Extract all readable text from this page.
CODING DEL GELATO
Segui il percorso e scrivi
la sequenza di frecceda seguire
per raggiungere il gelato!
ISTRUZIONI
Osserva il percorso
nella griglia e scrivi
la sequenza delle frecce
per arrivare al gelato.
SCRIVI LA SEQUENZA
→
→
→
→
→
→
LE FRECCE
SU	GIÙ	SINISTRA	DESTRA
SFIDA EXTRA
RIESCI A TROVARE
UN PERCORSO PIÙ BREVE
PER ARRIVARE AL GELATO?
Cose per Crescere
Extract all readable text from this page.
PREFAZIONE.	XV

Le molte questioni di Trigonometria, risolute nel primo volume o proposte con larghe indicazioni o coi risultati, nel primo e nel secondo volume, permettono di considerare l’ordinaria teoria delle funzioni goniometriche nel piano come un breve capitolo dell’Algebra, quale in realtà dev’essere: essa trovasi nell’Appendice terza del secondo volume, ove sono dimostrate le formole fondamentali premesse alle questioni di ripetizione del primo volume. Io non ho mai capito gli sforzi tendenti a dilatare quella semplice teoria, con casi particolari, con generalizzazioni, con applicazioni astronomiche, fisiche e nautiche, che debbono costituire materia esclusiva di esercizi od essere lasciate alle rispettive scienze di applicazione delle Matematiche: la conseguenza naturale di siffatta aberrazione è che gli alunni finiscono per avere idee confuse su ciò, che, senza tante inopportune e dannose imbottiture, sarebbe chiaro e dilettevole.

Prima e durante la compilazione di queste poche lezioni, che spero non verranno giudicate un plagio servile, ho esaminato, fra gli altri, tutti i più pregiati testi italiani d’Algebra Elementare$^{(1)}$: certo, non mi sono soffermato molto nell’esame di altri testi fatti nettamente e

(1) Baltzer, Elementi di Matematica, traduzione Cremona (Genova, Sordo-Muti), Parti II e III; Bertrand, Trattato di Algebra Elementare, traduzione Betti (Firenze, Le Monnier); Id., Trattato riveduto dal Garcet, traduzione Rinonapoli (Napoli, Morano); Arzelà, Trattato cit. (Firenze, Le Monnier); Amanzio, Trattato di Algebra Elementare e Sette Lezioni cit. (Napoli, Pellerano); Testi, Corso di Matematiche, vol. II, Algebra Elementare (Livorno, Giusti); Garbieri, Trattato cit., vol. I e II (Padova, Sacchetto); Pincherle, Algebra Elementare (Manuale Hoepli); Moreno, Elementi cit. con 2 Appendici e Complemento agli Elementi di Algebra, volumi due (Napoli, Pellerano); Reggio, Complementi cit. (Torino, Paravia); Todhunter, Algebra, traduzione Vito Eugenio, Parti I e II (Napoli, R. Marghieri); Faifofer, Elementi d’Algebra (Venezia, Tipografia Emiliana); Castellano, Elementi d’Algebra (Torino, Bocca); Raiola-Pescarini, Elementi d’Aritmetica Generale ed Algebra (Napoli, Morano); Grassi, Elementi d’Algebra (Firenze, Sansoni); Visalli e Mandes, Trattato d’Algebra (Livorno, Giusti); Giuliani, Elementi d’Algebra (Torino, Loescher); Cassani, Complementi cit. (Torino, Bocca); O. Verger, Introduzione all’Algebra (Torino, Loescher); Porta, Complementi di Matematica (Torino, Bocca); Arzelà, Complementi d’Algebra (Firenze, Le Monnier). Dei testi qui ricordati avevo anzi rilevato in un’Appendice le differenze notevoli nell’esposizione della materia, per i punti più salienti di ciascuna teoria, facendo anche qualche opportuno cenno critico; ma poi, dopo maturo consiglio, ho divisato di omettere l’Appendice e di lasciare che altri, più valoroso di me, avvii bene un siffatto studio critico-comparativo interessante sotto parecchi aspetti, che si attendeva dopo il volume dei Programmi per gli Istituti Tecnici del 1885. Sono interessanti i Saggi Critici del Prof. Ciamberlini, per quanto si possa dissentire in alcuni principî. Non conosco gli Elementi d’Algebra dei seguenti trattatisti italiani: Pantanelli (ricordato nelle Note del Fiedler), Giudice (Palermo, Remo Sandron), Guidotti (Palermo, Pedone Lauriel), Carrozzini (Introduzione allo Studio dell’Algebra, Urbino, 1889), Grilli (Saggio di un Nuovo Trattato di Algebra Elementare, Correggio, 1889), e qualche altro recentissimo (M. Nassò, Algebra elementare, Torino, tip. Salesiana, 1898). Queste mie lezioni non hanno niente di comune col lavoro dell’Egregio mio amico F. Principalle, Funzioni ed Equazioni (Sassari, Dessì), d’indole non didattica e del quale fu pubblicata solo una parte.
──────
Restate the listing above word for word.

Extract all readable text from this page.
CODING DEL GELATO
Segui il percorso e scrivi
la sequenza di frecceda seguire
per raggiungere il gelato!
ISTRUZIONI
Osserva il percorso
nella griglia e scrivi
la sequenza delle frecce
per arrivare al gelato.
SCRIVI LA SEQUENZA
→
→
→
→
→
→
LE FRECCE
SU	GIÙ	SINISTRA	DESTRA
SFIDA EXTRA
RIESCI A TROVARE
UN PERCORSO PIÙ BREVE
PER ARRIVARE AL GELATO?
Cose per Crescere
Extract all readable text from this page.
PREFAZIONE.	XV

Le molte questioni di Trigonometria, risolute nel primo volume o proposte con larghe indicazioni o coi risultati, nel primo e nel secondo volume, permettono di considerare l’ordinaria teoria delle funzioni goniometriche nel piano come un breve capitolo dell’Algebra, quale in realtà dev’essere: essa trovasi nell’Appendice terza del secondo volume, ove sono dimostrate le formole fondamentali premesse alle questioni di ripetizione del primo volume. Io non ho mai capito gli sforzi tendenti a dilatare quella semplice teoria, con casi particolari, con generalizzazioni, con applicazioni astronomiche, fisiche e nautiche, che debbono costituire materia esclusiva di esercizi od essere lasciate alle rispettive scienze di applicazione delle Matematiche: la conseguenza naturale di siffatta aberrazione è che gli alunni finiscono per avere idee confuse su ciò, che, senza tante inopportune e dannose imbottiture, sarebbe chiaro e dilettevole.

Prima e durante la compilazione di queste poche lezioni, che spero non verranno giudicate un plagio servile, ho esaminato, fra gli altri, tutti i più pregiati testi italiani d’Algebra Elementare$^{(1)}$: certo, non mi sono soffermato molto nell’esame di altri testi fatti nettamente e

(1) Baltzer, Elementi di Matematica, traduzione Cremona (Genova, Sordo-Muti), Parti II e III; Bertrand, Trattato di Algebra Elementare, traduzione Betti (Firenze, Le Monnier); Id., Trattato riveduto dal Garcet, traduzione Rinonapoli (Napoli, Morano); Arzelà, Trattato cit. (Firenze, Le Monnier); Amanzio, Trattato di Algebra Elementare e Sette Lezioni cit. (Napoli, Pellerano); Testi, Corso di Matematiche, vol. II, Algebra Elementare (Livorno, Giusti); Garbieri, Trattato cit., vol. I e II (Padova, Sacchetto); Pincherle, Algebra Elementare (Manuale Hoepli); Moreno, Elementi cit. con 2 Appendici e Complemento agli Elementi di Algebra, volumi due (Napoli, Pellerano); Reggio, Complementi cit. (Torino, Paravia); Todhunter, Algebra, traduzione Vito Eugenio, Parti I e II (Napoli, R. Marghieri); Faifofer, Elementi d’Algebra (Venezia, Tipografia Emiliana); Castellano, Elementi d’Algebra (Torino, Bocca); Raiola-Pescarini, Elementi d’Aritmetica Generale ed Algebra (Napoli, Morano); Grassi, Elementi d’Algebra (Firenze, Sansoni); Visalli e Mandes, Trattato d’Algebra (Livorno, Giusti); Giuliani, Elementi d’Algebra (Torino, Loescher); Cassani, Complementi cit. (Torino, Bocca); O. Verger, Introduzione all’Algebra (Torino, Loescher); Porta, Complementi di Matematica (Torino, Bocca); Arzelà, Complementi d’Algebra (Firenze, Le Monnier). Dei testi qui ricordati avevo anzi rilevato in un’Appendice le differenze notevoli nell’esposizione della materia, per i punti più salienti di ciascuna teoria, facendo anche qualche opportuno cenno critico; ma poi, dopo maturo consiglio, ho divisato di omettere l’Appendice e di lasciare che altri, più valoroso di me, avvii bene un siffatto studio critico-comparativo interessante sotto parecchi aspetti, che si attendeva dopo il volume dei Programmi per gli Istituti Tecnici del 1885. Sono interessanti i Saggi Critici del Prof. Ciamberlini, per quanto si possa dissentire in alcuni principî. Non conosco gli Elementi d’Algebra dei seguenti trattatisti italiani: Pantanelli (ricordato nelle Note del Fiedler), Giudice (Palermo, Remo Sandron), Guidotti (Palermo, Pedone Lauriel), Carrozzini (Introduzione allo Studio dell’Algebra, Urbino, 1889), Grilli (Saggio di un Nuovo Trattato di Algebra Elementare, Correggio, 1889), e qualche altro recentissimo (M. Nassò, Algebra elementare, Torino, tip. Salesiana, 1898). Queste mie lezioni non hanno niente di comune col lavoro dell’Egregio mio amico F. Principalle, Funzioni ed Equazioni (Sassari, Dessì), d’indole non didattica e del quale fu pubblicata solo una parte.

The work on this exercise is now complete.